[Component data from apps and pages]

[Start of Attachment]

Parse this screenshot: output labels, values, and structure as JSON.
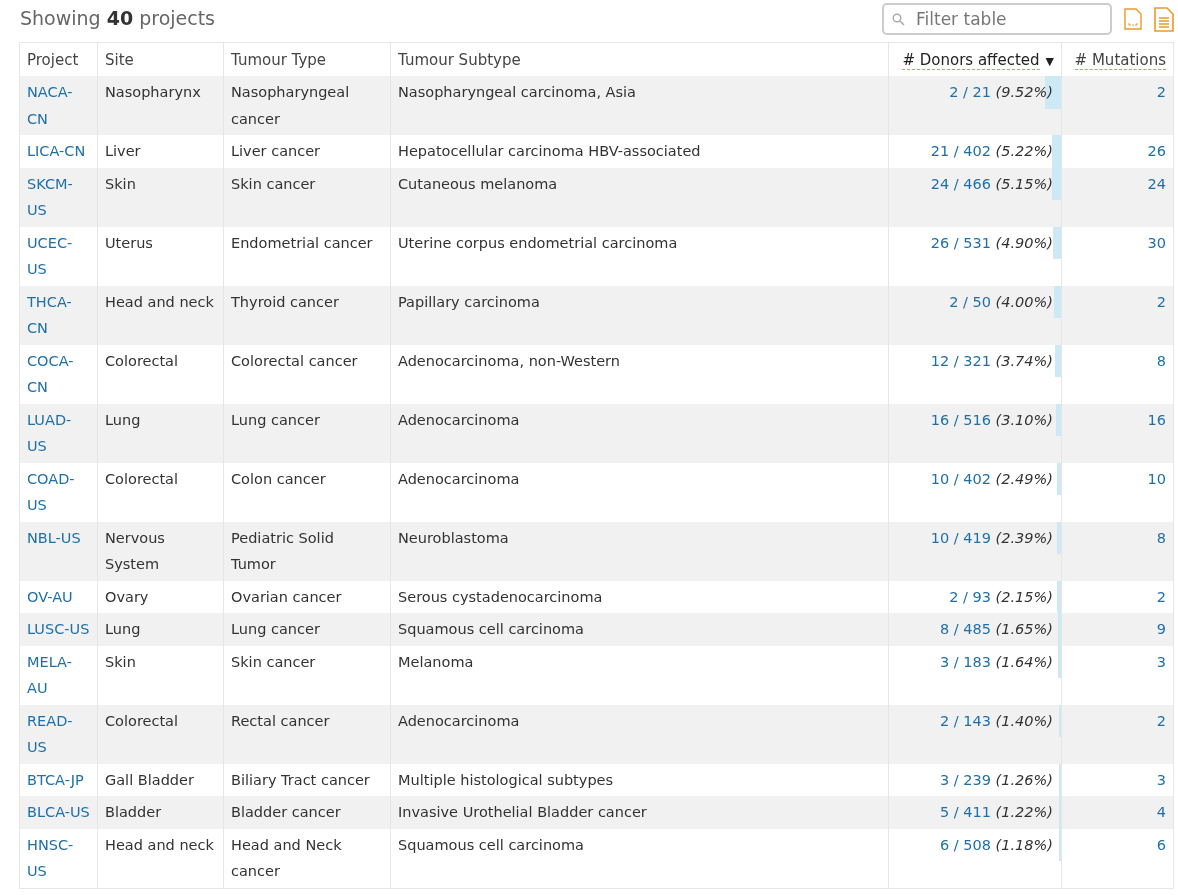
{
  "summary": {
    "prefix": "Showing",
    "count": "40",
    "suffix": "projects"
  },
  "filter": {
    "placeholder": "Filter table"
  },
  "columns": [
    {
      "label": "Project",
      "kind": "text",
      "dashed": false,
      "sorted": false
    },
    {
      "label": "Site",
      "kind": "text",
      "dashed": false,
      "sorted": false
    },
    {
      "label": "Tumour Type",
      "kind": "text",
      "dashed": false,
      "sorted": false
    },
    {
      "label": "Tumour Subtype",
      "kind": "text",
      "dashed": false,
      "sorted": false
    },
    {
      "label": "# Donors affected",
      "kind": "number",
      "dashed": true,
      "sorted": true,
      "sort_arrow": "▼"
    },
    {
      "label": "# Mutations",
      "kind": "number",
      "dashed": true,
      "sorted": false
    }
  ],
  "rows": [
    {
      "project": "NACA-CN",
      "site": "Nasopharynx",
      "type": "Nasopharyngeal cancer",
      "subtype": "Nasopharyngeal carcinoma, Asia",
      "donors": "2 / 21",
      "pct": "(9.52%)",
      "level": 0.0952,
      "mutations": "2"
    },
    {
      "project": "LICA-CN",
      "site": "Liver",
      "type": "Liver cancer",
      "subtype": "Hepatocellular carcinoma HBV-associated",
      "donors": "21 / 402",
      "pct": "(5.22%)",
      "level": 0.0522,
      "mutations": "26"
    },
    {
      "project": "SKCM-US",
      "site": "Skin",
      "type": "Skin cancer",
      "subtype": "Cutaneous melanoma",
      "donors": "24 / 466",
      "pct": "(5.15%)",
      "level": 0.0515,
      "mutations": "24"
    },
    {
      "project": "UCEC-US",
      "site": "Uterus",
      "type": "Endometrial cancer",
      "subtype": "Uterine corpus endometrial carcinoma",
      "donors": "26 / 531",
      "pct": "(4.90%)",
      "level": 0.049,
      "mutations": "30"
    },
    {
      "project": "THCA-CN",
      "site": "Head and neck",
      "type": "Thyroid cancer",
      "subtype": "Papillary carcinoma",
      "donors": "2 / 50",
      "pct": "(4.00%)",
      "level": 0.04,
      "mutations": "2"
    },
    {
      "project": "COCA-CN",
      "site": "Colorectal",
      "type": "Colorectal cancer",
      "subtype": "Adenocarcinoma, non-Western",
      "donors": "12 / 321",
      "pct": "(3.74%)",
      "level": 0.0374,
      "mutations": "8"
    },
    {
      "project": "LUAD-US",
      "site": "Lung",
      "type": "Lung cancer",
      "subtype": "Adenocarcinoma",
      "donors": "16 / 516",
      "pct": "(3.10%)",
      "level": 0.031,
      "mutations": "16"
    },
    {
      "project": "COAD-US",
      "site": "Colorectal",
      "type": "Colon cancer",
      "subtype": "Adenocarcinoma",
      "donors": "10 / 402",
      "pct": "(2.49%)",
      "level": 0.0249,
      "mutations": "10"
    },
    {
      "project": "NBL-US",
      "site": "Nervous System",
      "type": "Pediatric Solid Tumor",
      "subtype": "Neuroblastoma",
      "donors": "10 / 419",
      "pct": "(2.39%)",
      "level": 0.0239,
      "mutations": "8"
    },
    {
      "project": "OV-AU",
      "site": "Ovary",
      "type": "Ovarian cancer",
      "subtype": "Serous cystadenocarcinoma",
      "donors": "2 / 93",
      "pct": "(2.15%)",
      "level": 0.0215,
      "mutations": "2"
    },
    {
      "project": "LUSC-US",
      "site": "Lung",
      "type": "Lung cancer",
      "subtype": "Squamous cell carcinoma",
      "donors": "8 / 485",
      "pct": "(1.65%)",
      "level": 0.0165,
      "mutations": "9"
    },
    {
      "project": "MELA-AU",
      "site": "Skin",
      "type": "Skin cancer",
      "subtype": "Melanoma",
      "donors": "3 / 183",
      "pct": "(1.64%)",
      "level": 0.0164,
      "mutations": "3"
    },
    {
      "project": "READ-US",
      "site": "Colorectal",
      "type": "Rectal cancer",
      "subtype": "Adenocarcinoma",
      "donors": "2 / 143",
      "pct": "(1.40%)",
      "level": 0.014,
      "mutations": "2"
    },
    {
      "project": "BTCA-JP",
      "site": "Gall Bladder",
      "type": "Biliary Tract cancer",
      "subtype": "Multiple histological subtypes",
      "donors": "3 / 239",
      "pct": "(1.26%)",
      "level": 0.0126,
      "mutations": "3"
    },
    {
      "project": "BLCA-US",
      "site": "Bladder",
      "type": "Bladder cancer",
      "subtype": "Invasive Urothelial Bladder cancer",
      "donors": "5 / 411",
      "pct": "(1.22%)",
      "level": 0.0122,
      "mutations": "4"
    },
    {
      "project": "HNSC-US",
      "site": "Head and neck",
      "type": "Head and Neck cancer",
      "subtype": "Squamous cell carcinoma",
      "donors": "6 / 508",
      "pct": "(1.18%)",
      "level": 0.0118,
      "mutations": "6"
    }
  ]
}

[End of Attachment]
[Start of Attachment]

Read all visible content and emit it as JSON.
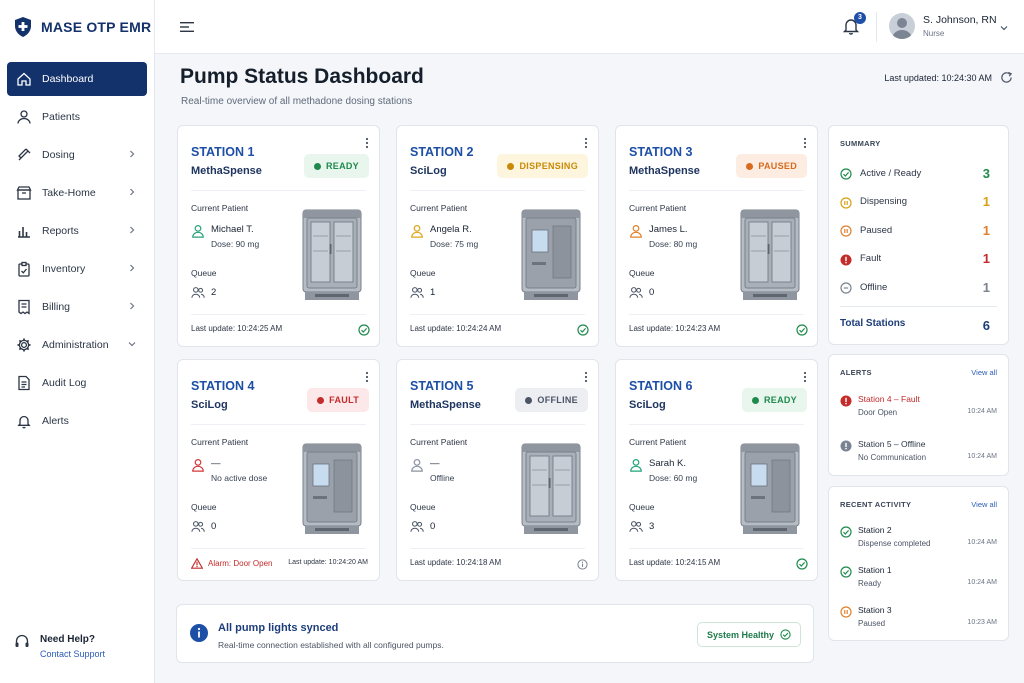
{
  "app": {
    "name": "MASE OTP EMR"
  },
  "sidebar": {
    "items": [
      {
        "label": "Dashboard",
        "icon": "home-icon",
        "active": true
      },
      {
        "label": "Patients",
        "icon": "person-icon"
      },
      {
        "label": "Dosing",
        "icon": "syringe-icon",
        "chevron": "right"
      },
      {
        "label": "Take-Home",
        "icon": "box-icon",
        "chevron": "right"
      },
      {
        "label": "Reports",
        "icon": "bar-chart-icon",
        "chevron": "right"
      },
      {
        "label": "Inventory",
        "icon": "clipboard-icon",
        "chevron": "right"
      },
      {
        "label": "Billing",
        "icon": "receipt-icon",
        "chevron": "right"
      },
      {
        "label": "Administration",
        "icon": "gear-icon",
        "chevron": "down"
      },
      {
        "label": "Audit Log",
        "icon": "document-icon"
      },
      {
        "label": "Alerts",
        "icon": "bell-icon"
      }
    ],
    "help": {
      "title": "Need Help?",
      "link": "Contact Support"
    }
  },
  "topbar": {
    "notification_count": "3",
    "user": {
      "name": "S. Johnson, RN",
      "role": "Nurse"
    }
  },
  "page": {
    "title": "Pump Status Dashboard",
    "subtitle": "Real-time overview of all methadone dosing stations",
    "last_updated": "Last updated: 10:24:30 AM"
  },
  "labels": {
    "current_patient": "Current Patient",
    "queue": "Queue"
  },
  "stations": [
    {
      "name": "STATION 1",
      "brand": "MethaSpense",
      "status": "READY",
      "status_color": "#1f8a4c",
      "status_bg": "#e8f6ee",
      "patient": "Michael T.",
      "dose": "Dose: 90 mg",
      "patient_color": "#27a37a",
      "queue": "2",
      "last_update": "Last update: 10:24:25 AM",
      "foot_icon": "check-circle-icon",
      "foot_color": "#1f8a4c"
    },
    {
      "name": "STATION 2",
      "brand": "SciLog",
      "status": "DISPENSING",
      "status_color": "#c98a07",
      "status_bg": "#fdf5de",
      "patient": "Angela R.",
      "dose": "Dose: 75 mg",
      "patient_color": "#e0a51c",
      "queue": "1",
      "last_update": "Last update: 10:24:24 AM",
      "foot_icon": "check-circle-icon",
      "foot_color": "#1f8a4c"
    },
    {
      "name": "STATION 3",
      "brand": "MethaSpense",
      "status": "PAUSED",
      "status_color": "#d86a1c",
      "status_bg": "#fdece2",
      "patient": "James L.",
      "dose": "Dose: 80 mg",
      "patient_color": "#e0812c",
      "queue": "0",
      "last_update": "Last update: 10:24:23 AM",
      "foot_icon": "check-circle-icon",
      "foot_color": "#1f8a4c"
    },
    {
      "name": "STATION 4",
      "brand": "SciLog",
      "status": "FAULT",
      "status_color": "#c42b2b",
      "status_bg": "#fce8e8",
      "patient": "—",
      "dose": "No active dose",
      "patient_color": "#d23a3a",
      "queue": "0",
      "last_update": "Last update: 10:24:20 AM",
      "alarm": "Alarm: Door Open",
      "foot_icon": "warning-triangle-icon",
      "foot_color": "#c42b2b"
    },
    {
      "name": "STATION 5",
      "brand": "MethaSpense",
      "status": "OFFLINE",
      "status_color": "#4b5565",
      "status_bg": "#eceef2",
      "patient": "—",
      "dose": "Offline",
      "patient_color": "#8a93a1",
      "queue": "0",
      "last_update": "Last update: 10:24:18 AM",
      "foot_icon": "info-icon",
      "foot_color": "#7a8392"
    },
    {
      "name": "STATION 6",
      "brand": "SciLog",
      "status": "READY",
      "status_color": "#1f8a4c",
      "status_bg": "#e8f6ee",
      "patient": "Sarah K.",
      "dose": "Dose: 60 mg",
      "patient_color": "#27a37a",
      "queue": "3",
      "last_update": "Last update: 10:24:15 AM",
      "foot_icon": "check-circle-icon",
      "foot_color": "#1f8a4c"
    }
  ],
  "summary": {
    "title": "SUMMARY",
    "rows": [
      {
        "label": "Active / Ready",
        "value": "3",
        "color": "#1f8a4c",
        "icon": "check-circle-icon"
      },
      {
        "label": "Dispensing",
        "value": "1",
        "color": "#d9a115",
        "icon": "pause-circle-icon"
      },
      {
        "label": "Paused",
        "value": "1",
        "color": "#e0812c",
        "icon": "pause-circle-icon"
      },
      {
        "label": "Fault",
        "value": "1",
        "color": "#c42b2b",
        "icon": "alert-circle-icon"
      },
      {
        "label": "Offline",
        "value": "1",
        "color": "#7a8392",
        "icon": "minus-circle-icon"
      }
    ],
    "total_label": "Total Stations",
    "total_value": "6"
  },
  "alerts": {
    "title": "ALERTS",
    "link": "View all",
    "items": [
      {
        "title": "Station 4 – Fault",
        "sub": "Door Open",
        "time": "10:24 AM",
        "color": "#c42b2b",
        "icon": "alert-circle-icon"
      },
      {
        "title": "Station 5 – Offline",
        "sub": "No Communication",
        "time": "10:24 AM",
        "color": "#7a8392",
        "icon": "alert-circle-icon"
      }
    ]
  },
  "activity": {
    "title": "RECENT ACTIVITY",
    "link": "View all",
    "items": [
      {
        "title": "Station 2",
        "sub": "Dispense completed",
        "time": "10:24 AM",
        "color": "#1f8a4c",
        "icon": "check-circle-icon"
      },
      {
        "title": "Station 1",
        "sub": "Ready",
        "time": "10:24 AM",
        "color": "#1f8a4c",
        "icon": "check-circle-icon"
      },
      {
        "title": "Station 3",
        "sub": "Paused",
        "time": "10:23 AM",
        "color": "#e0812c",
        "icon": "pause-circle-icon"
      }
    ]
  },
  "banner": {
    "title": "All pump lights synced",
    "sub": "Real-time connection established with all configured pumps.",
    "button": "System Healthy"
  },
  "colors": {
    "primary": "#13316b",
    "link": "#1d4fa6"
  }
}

[End of Attachment]
[Start of Attachment]

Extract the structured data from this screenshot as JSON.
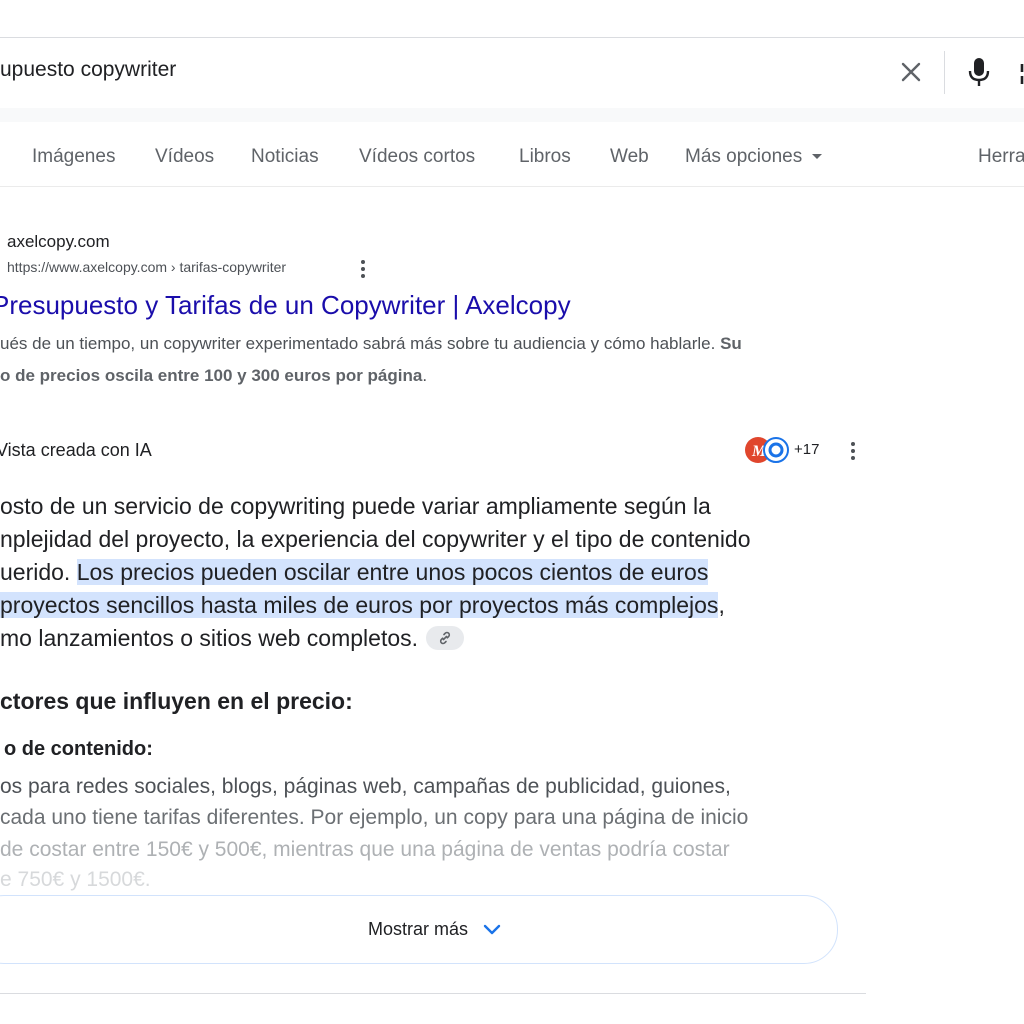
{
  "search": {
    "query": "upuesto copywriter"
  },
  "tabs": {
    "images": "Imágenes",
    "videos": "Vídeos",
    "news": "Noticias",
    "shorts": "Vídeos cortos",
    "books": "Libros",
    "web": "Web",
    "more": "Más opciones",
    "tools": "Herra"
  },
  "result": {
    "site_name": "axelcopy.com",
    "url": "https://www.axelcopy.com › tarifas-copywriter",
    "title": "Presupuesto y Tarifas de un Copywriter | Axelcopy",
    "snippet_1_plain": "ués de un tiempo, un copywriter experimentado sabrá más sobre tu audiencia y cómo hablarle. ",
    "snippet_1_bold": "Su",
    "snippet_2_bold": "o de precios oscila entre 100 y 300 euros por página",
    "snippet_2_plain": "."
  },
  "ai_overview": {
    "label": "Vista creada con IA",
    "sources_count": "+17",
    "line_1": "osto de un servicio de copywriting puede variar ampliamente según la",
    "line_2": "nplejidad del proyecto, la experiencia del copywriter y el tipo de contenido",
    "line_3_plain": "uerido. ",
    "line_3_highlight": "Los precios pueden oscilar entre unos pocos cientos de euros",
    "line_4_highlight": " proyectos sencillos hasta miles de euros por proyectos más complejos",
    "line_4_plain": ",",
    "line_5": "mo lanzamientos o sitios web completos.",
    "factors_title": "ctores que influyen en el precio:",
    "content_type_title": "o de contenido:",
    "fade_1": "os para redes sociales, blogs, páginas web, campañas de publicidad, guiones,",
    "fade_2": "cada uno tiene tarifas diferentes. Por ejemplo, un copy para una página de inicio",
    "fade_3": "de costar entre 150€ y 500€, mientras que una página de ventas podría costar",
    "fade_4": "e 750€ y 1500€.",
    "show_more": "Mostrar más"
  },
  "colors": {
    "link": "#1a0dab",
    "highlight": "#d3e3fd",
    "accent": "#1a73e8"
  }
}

[End of Attachment]

** TASK OBJECTIVE **
Filter the entries above down to the lines that contain the word "Tumour".

** RESPONSE TO THE TASK **
      "label": "Tumour Type",
      "label": "Tumour Subtype",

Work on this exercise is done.